>> start INFORMATION GIVEN
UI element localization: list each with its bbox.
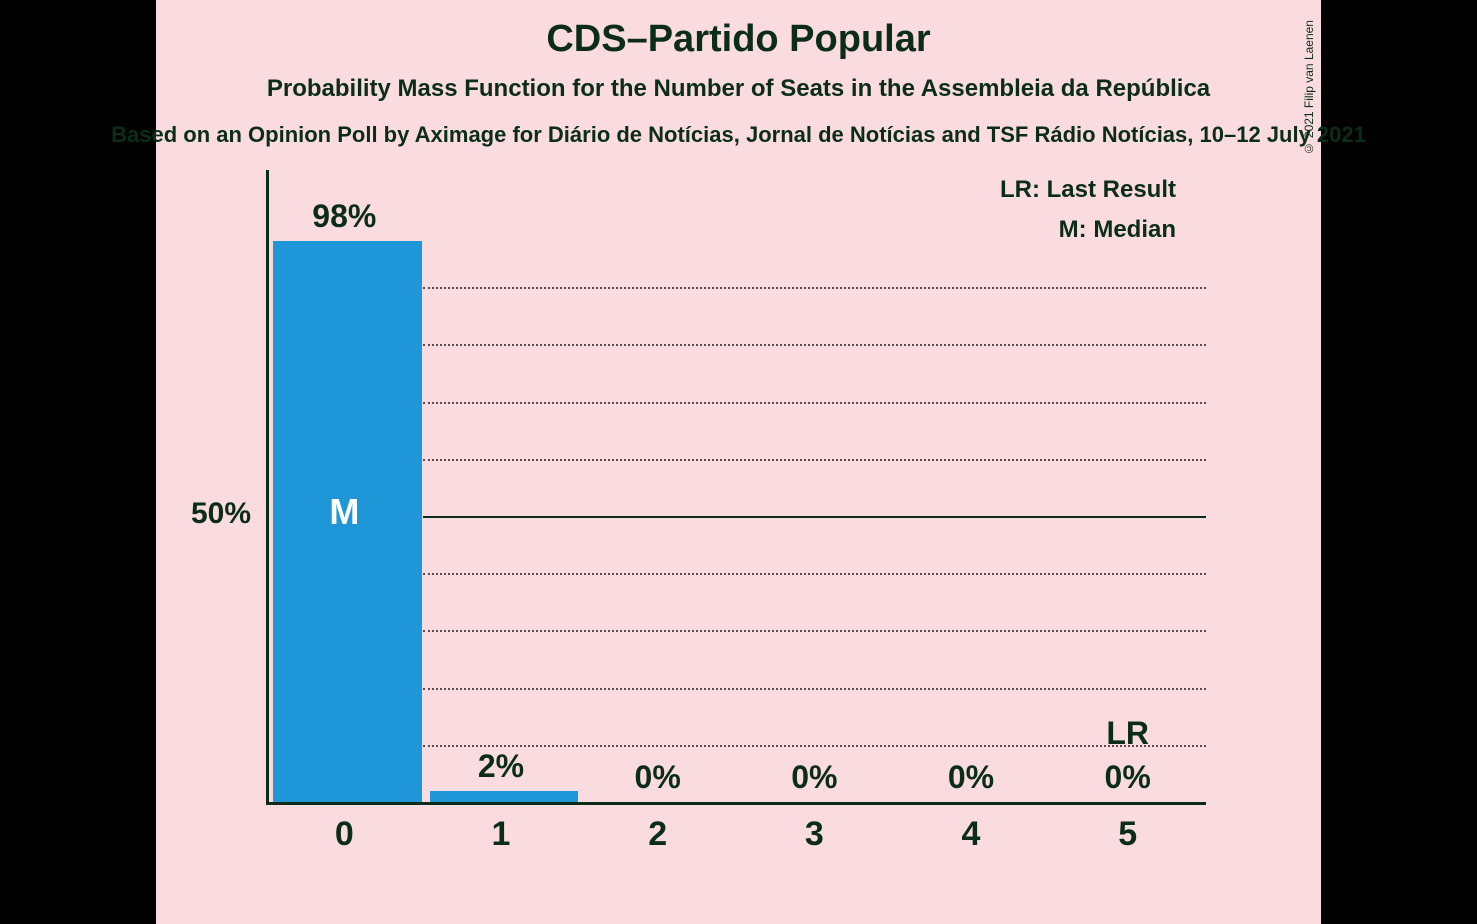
bar-value-label: 0% xyxy=(1049,759,1206,796)
y-tick-label: 50% xyxy=(166,497,251,531)
y-axis xyxy=(266,170,269,805)
x-tick-label: 1 xyxy=(423,815,580,854)
grid-line xyxy=(423,630,1206,632)
chart-title: CDS–Partido Popular xyxy=(156,18,1321,61)
grid-line xyxy=(423,287,1206,289)
bar xyxy=(430,791,579,802)
chart-caption: Based on an Opinion Poll by Aximage for … xyxy=(0,122,1477,148)
x-tick-label: 4 xyxy=(893,815,1050,854)
grid-line xyxy=(423,459,1206,461)
grid-line xyxy=(423,402,1206,404)
median-marker: M xyxy=(266,491,423,533)
grid-line xyxy=(423,516,1206,518)
bar-value-label: 0% xyxy=(736,759,893,796)
chart-credit: © 2021 Filip van Laenen xyxy=(1302,20,1316,155)
x-tick-label: 0 xyxy=(266,815,423,854)
bar-value-label: 0% xyxy=(893,759,1050,796)
plot-area: 50%98%M02%10%20%30%40%LR5 xyxy=(266,170,1206,805)
x-tick-label: 5 xyxy=(1049,815,1206,854)
bar-value-label: 0% xyxy=(579,759,736,796)
x-tick-label: 2 xyxy=(579,815,736,854)
grid-line xyxy=(423,344,1206,346)
chart-canvas: CDS–Partido Popular Probability Mass Fun… xyxy=(156,0,1321,924)
grid-line xyxy=(423,688,1206,690)
chart-subtitle: Probability Mass Function for the Number… xyxy=(156,75,1321,103)
grid-line xyxy=(423,573,1206,575)
x-tick-label: 3 xyxy=(736,815,893,854)
last-result-marker: LR xyxy=(1049,715,1206,752)
x-axis xyxy=(266,802,1206,805)
bar-value-label: 2% xyxy=(423,748,580,785)
bar-value-label: 98% xyxy=(266,198,423,235)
>> end INFORMATION GIVEN
DO THIS
Pick out each line in the material above that contains the string "chart". Treat uppercase and lowercase letters as different.

COMPLETE RESPONSE
chart-title: CDS–Partido Popular xyxy=(156,18,1321,61)
chart-caption: Based on an Opinion Poll by Aximage for … xyxy=(0,122,1477,148)
chart-credit: © 2021 Filip van Laenen xyxy=(1302,20,1316,155)
chart-canvas: CDS–Partido Popular Probability Mass Fun… xyxy=(156,0,1321,924)
chart-subtitle: Probability Mass Function for the Number… xyxy=(156,75,1321,103)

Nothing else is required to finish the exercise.